[Items listed in a dataset]
------------------------

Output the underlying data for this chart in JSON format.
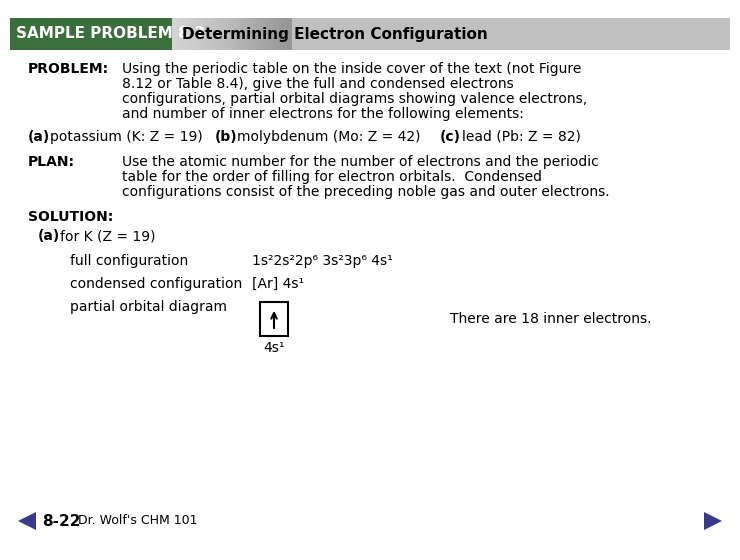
{
  "bg_color": "#ffffff",
  "header_text": "SAMPLE PROBLEM 8.2",
  "header_title": "Determining Electron Configuration",
  "problem_label": "PROBLEM:",
  "problem_text_lines": [
    "Using the periodic table on the inside cover of the text (not Figure",
    "8.12 or Table 8.4), give the full and condensed electrons",
    "configurations, partial orbital diagrams showing valence electrons,",
    "and number of inner electrons for the following elements:"
  ],
  "abc_label_a": "(a)",
  "abc_label_b": "(b)",
  "abc_label_c": "(c)",
  "abc_text_a": "potassium (K: Z = 19)",
  "abc_text_b": "molybdenum (Mo: Z = 42)",
  "abc_text_c": "lead (Pb: Z = 82)",
  "plan_label": "PLAN:",
  "plan_text_lines": [
    "Use the atomic number for the number of electrons and the periodic",
    "table for the order of filling for electron orbitals.  Condensed",
    "configurations consist of the preceding noble gas and outer electrons."
  ],
  "solution_label": "SOLUTION:",
  "solution_a_label": "(a)",
  "solution_a_text": "for K (Z = 19)",
  "full_config_label": "full configuration",
  "full_config_value": "1s²2s²2p⁶ 3s²3p⁶ 4s¹",
  "condensed_config_label": "condensed configuration",
  "condensed_config_value": "[Ar] 4s¹",
  "partial_orbital_label": "partial orbital diagram",
  "orbital_label": "4s¹",
  "inner_electrons_text": "There are 18 inner electrons.",
  "footer_left": "8-22",
  "footer_right": "Dr. Wolf's CHM 101",
  "nav_color": "#3a3a8c",
  "header_green": "#3a6e3a",
  "header_gray": "#c0c0c0"
}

------------------------

Only lines with the word "electrons" are wanted, so copy each one from the records.

    "8.12 or Table 8.4), give the full and condensed electrons",
    "configurations, partial orbital diagrams showing valence electrons,",
    "and number of inner electrons for the following elements:"
    "Use the atomic number for the number of electrons and the periodic",
    "configurations consist of the preceding noble gas and outer electrons."
  "inner_electrons_text": "There are 18 inner electrons.",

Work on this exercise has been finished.